**Условие задачи**
Ответьте на вопросы по приведенному отрывку.
1. На сколько лет Маша была моложе Леонтьева?
2. Кому Леонтьев писал о мучившей его «спокойной тоске»?
3. Как называется эпирский роман Леонтьева?

**Приведенный отрывок**

▶

Несколько месяцев гостила у него племянница Маша — Мария Владимировна; она всегда так хорошо его понимала — лучше жены, лучше друзей. Ее роль в жизни Леонтьева — загадочна. Была ли здесь влюбленность? — Может быть. Но, несомненно, было и другое: сердечная дружба, которую Леонтьев всегда так ценил, полное взаимное понимание, даже слияние душ; но при этом одна душа всегда господствовала: не ее, а его душа!

Всем друзьям Леонтьева нельзя не преклоняться перед этой замечательной русской женщиной, его ангелом-хранителем. Маша все отдавала и никогда ничего не требовала. Она так и не вышла замуж и жила только им — тщательно переписывала его рукописи, по-матерински-сестрински за ним ухаживала, хотя была на шестнадцать лет моложе. Маша также увлекалась идеями Леонтьева, вообще во всем ему сочувствовала.

Итак, Маша была при нем, но и она не могла помочь. Его мучила какая-то особенная «спокойная тоска», пишет он Губастову и поясняет: «Я с ужасом вижу, что в первый раз в жизни начинаю ничего не желать, кроме вещественных удобств».

Между тем его эпирский роман «Одиссей Полихрониадес» производит другое впечатление: это увлекательная книга о сильных и страстных желаниях честолюбцев, соперников и друзей: они все умеют желать за двоих, за троих... в особенности же Благов — Нарцисс и Алкивиад! Эта повесть автобиографическая, как и многие другие, но все же в данном случае вымысел мог не совпадать с действительностью.

◀

**Зафиксированные данные**
▶

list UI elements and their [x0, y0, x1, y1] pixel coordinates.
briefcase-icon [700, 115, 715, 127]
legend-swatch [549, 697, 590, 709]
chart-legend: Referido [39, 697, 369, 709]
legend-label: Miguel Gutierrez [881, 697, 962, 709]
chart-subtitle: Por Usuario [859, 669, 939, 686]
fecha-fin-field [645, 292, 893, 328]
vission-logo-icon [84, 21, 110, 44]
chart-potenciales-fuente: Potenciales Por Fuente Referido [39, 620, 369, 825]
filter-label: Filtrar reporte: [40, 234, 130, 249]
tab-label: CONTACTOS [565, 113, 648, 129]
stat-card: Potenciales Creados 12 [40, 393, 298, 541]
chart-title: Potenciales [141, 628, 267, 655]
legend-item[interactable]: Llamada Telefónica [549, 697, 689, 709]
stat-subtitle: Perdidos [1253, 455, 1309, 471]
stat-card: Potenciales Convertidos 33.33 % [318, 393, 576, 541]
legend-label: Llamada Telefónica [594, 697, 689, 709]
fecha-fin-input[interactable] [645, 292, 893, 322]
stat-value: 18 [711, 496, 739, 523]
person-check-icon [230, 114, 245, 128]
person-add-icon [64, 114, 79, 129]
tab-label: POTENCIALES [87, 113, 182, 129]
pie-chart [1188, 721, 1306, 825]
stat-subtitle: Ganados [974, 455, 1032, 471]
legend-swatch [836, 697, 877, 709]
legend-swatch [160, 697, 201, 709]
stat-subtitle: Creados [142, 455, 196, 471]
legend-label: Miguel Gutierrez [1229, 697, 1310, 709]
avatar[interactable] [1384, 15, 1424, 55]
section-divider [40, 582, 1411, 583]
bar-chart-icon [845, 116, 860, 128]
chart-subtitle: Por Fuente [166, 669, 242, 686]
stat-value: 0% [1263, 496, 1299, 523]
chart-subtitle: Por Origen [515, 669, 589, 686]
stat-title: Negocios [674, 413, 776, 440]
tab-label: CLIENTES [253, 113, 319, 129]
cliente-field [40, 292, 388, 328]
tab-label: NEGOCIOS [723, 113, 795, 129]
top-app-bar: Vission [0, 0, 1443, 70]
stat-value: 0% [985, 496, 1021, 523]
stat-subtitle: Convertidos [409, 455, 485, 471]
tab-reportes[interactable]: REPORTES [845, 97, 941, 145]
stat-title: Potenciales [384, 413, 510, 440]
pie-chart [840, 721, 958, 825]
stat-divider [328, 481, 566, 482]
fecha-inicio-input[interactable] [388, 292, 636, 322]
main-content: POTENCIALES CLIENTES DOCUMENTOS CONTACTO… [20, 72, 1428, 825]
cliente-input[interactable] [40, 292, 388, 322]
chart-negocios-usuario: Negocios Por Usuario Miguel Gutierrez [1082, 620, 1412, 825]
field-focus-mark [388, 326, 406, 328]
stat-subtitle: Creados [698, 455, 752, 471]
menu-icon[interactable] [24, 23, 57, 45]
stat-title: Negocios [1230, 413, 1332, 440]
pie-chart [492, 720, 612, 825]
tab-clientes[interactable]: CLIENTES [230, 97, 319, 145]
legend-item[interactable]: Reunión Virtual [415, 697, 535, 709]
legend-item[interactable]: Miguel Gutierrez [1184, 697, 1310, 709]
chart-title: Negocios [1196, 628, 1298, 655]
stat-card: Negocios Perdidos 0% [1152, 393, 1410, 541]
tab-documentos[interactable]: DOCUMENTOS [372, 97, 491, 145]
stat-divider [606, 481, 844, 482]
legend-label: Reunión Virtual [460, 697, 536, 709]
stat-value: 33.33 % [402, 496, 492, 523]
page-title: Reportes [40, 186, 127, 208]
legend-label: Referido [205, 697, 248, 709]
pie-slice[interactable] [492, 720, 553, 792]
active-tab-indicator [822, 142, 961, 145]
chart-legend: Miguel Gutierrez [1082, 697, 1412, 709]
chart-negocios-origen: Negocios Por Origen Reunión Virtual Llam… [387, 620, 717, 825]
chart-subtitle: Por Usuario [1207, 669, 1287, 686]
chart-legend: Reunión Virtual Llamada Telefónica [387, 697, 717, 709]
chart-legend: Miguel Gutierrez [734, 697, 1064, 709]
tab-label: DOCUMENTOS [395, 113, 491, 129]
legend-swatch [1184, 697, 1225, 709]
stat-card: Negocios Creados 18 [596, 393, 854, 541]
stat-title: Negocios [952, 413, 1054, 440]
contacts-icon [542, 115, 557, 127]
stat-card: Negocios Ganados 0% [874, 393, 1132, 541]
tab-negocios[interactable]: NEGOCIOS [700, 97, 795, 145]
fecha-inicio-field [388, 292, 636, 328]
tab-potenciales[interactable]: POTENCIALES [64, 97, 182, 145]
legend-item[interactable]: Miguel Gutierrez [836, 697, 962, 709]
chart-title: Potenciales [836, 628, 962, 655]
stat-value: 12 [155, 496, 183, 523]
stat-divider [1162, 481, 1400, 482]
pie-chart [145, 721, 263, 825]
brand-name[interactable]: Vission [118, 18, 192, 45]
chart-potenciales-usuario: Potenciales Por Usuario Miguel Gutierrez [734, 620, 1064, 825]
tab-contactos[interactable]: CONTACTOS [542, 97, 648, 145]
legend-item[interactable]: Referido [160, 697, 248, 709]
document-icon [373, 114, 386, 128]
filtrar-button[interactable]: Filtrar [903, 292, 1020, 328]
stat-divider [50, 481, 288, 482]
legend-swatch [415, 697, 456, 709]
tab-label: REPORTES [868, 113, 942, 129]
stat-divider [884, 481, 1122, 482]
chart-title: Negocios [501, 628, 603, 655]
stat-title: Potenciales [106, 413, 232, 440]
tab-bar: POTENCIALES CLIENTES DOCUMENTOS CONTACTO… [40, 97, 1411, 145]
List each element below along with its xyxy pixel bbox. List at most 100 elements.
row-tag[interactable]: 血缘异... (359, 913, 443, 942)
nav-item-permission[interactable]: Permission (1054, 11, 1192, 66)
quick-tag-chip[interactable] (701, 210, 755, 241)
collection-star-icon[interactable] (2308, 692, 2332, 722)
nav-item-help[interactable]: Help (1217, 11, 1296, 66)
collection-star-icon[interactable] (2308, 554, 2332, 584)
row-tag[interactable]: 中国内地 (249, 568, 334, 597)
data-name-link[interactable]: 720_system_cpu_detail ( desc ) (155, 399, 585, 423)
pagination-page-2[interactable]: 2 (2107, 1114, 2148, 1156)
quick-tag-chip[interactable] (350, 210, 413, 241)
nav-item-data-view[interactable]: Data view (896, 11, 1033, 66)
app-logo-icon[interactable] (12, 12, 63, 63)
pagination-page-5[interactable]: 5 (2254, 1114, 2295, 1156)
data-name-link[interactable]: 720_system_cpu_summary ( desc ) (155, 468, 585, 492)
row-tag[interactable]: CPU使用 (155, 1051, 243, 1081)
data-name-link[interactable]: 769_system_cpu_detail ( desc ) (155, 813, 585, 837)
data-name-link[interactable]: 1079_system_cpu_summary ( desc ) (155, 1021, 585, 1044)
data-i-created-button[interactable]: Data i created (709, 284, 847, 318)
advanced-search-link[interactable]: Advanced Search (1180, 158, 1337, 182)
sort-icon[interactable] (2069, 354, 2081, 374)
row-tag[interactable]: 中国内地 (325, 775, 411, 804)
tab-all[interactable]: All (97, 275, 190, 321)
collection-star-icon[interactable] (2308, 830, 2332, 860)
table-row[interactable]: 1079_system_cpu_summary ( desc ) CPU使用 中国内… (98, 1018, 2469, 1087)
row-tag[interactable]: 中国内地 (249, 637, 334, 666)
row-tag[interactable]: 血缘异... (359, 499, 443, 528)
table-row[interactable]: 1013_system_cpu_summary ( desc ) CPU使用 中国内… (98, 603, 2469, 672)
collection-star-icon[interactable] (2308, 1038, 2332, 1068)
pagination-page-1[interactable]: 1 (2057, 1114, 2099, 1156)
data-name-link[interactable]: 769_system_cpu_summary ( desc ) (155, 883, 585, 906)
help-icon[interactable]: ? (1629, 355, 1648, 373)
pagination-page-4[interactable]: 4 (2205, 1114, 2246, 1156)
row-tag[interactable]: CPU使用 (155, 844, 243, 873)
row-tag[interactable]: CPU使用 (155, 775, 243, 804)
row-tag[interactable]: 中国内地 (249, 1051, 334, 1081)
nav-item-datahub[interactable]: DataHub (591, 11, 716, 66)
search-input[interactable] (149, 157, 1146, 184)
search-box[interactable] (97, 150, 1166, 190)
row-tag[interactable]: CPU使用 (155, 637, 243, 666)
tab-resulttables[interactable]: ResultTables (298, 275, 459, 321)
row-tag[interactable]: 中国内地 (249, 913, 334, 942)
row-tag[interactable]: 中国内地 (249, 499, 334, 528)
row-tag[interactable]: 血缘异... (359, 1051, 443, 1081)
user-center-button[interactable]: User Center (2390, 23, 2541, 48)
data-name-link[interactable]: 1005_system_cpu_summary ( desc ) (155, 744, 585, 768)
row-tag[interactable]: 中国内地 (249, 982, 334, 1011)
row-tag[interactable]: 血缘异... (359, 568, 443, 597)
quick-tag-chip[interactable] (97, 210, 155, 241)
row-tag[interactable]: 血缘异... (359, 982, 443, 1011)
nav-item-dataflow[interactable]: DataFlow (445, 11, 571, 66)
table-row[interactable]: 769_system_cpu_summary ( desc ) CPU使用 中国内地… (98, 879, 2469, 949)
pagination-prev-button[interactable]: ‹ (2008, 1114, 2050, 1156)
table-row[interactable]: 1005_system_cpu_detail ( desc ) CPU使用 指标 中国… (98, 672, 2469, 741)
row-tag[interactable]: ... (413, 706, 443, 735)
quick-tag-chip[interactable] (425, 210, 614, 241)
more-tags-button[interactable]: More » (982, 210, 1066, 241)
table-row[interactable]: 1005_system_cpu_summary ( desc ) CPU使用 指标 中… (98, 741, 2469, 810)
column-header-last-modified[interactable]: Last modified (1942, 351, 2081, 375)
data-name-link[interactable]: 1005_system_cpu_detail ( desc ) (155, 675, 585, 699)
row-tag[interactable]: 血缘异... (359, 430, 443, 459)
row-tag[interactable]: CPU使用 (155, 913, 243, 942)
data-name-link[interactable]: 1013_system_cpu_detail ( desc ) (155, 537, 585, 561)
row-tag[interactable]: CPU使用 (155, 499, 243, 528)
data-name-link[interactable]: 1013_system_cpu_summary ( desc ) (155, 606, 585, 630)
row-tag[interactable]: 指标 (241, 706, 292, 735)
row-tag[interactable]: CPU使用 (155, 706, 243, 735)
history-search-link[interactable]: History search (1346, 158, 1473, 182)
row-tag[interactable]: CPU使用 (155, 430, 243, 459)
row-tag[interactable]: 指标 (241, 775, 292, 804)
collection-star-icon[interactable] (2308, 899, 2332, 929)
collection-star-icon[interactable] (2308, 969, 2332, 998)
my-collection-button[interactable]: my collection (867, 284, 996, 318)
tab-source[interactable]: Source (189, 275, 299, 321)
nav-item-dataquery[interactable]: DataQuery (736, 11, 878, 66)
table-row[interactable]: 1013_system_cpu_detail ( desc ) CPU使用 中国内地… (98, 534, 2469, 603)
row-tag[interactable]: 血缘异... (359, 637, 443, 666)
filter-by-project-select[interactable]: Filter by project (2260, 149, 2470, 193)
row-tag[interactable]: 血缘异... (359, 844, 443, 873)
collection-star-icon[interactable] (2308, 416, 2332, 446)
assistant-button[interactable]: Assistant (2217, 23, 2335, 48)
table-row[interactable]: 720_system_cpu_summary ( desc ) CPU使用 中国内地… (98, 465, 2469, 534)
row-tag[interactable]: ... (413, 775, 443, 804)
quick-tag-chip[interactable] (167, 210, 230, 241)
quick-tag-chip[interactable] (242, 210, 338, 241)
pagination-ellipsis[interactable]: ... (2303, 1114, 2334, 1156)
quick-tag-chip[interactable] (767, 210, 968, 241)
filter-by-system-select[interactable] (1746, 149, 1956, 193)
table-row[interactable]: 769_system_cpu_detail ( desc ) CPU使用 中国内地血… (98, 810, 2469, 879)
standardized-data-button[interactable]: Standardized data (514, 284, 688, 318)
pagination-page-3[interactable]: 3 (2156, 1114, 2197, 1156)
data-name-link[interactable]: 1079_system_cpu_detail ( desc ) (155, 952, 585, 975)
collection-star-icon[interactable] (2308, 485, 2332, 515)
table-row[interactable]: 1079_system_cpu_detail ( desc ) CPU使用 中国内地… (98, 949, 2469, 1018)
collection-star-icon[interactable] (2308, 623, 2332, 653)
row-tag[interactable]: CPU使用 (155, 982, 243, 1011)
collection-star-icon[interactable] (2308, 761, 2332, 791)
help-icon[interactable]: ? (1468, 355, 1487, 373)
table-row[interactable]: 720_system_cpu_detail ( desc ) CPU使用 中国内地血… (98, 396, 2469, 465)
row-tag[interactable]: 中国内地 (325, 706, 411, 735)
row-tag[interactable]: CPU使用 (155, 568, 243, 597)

◀

**Ответ на задание**
1. На шестнадцать лет.
2. Губастову.
3. «Одиссей Полихрониадес».